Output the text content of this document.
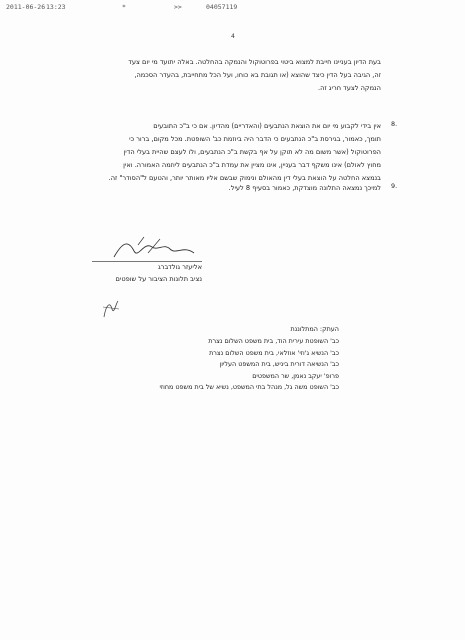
2011-06-26 13:23	*	>>	04057119
4
בעת הדיון בעניינו חייבת למצוא ביטוי בפרוטוקול והנמקה בהחלטה. באלה יתועד מי יום צעד
זה, הגיבה בעל הדין כיצד שהוצא (או תגובת בא כוחו, ועל הכל מתחייבת, בהעדר הסכמה,
הנמקה לצעד חריג זה.
8.
אין בידי לקבוע מי יום את הוצאת הנתבעים (והאדריים) מהדיון. אם כי ב"כ התובעים
תומך, כאמור, בגירסת ב"כ הנתבעים כי הדבר היה ביוזמת כב' השופטת. מכל מקום, ברור כי
הפרוטוקול (אשר משום מה לא תוקן על אף בקשת ב"כ הנתבעים, ולו לעצם שהיית בעלי הדין
מחוץ לאולם) אינו משקף דבר בעניין, אינו מציין את עמדת ב"כ הנתבעים ליוזמה האמורה. ואין
בנמצא החלטה על הוצאת בעלי דין מהאולם ונימוק שבשם אליו מאותר יותר, והטעם ל"הסודר" זה.
9.
למיכך נמצאה התלונה מוצדקת, כאמור בסעיף 8 לעיל.
אליעזר גולדברג
נציב תלונות הציבור על שופטים
העתק: המתלוננת
כב' השופטת עירית הוד, בית משפט השלום נצרת
כב' הנשיא ג'וזי' אוזלאי, בית משפט השלום נצרת
כב' הנשיאה דורית ביניש, בית המשפט העליון
פרופ' יעקב נאמן, שר המשפטים
כב' השופט משה גל, מנהל בתי המשפט, נשיא של בית משפט מחוזי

* _The problem_: Restate the records word for word, omitting images.

* _Answer to the task_:
Output the text content of this document.
2011-06-26 13:23	*	>>	04057119
4
בעת הדיון בעניינו חייבת למצוא ביטוי בפרוטוקול והנמקה בהחלטה. באלה יתועד מי יום צעד
זה, הגיבה בעל הדין כיצד שהוצא (או תגובת בא כוחו, ועל הכל מתחייבת, בהעדר הסכמה,
הנמקה לצעד חריג זה.
8.
אין בידי לקבוע מי יום את הוצאת הנתבעים (והאדריים) מהדיון. אם כי ב"כ התובעים
תומך, כאמור, בגירסת ב"כ הנתבעים כי הדבר היה ביוזמת כב' השופטת. מכל מקום, ברור כי
הפרוטוקול (אשר משום מה לא תוקן על אף בקשת ב"כ הנתבעים, ולו לעצם שהיית בעלי הדין
מחוץ לאולם) אינו משקף דבר בעניין, אינו מציין את עמדת ב"כ הנתבעים ליוזמה האמורה. ואין
בנמצא החלטה על הוצאת בעלי דין מהאולם ונימוק שבשם אליו מאותר יותר, והטעם ל"הסודר" זה.
9.
למיכך נמצאה התלונה מוצדקת, כאמור בסעיף 8 לעיל.
אליעזר גולדברג
נציב תלונות הציבור על שופטים
העתק: המתלוננת
כב' השופטת עירית הוד, בית משפט השלום נצרת
כב' הנשיא ג'וזי' אוזלאי, בית משפט השלום נצרת
כב' הנשיאה דורית ביניש, בית המשפט העליון
פרופ' יעקב נאמן, שר המשפטים
כב' השופט משה גל, מנהל בתי המשפט, נשיא של בית משפט מחוזי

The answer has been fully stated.